Pick out each line below containing "JSON".
— start of RECORDS PROVIDED —
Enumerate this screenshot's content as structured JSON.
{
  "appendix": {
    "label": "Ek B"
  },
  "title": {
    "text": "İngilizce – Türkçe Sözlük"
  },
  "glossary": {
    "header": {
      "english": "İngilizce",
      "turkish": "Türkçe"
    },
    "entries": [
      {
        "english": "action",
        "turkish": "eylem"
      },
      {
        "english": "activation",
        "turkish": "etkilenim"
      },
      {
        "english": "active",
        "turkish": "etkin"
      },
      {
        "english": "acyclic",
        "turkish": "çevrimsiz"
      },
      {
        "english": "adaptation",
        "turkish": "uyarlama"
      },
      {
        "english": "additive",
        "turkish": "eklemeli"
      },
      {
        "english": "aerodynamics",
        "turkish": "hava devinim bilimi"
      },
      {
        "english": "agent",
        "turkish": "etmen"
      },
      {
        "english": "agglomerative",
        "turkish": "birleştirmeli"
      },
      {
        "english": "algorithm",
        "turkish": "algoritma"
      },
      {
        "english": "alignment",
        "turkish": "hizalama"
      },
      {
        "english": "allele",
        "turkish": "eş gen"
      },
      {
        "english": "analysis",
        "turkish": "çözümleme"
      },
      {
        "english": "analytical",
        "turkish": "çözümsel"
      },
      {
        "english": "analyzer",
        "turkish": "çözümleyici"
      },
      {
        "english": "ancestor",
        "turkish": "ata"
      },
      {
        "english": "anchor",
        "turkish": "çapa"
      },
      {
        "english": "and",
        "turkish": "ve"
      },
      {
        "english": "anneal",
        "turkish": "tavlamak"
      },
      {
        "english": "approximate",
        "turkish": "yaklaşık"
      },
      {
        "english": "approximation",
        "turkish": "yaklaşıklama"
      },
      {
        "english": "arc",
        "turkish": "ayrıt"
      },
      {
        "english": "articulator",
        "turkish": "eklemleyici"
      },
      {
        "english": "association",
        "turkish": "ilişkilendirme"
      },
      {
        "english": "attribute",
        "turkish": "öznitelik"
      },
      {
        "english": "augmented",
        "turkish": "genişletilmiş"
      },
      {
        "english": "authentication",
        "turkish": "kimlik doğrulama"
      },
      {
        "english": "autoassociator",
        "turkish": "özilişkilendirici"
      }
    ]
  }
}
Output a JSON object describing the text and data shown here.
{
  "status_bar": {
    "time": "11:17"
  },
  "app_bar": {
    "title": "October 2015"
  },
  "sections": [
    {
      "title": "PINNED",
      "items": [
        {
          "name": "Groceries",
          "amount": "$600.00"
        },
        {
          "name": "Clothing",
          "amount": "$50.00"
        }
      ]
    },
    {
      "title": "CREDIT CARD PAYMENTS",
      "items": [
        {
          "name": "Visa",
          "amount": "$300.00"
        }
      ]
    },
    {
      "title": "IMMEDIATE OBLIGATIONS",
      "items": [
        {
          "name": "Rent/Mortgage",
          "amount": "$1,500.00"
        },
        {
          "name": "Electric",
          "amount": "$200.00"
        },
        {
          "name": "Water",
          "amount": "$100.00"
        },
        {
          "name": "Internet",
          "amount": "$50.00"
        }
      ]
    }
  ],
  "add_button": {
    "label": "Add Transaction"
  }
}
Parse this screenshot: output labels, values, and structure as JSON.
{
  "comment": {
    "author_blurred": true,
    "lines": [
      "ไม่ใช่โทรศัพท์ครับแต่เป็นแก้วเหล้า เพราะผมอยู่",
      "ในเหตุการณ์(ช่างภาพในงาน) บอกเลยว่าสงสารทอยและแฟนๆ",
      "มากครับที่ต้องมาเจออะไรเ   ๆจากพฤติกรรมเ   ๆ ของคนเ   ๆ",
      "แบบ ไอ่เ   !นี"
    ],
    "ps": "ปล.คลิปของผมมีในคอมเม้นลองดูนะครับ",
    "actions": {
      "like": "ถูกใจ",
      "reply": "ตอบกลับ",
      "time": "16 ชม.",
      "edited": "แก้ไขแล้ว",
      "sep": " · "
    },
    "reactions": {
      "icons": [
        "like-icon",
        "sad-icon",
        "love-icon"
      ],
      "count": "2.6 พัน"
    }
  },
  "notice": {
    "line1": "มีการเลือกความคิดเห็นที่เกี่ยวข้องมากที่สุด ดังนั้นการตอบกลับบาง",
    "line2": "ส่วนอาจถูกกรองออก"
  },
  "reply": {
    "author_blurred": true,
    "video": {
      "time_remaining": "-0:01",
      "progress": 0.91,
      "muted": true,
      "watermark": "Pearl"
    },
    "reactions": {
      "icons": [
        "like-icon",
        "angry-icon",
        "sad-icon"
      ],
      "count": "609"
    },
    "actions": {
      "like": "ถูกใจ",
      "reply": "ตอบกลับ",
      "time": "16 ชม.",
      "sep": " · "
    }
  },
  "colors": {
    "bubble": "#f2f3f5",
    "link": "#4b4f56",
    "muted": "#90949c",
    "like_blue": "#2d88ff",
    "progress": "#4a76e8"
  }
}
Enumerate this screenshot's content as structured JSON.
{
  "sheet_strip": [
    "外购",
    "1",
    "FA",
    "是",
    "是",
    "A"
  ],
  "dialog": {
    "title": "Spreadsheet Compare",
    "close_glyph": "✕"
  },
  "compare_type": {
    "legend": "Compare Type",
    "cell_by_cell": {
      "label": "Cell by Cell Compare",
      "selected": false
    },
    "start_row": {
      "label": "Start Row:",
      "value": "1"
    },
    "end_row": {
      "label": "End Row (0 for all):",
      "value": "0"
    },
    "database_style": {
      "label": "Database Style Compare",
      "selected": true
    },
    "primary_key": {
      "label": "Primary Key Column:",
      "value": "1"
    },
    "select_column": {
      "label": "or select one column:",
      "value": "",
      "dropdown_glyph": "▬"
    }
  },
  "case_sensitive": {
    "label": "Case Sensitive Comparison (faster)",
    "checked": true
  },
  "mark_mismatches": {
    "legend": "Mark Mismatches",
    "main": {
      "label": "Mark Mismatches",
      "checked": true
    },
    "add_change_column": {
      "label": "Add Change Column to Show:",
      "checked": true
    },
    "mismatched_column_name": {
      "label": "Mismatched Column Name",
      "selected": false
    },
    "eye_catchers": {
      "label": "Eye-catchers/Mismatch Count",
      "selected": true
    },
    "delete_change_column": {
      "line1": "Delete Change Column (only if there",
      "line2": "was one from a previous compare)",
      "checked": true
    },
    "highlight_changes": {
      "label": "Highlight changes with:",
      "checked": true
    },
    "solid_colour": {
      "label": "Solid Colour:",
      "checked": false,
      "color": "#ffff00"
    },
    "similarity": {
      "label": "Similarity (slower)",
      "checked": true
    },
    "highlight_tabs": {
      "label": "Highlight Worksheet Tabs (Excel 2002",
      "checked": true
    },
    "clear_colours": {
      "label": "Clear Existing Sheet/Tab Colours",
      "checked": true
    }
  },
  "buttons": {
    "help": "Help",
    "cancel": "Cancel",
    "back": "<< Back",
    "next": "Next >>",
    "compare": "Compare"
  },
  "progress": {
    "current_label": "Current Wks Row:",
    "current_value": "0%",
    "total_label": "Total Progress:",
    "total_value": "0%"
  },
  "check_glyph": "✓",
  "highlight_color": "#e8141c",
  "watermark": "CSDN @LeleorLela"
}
— end of RECORDS PROVIDED —
**EXERCISE SOLUTION:**
Enumerate this screenshot's content as structured JSON.
Output a JSON object describing the text and data shown here.
Parse this screenshot: output labels, values, and structure as JSON.
Enumerate this screenshot's content as structured JSON.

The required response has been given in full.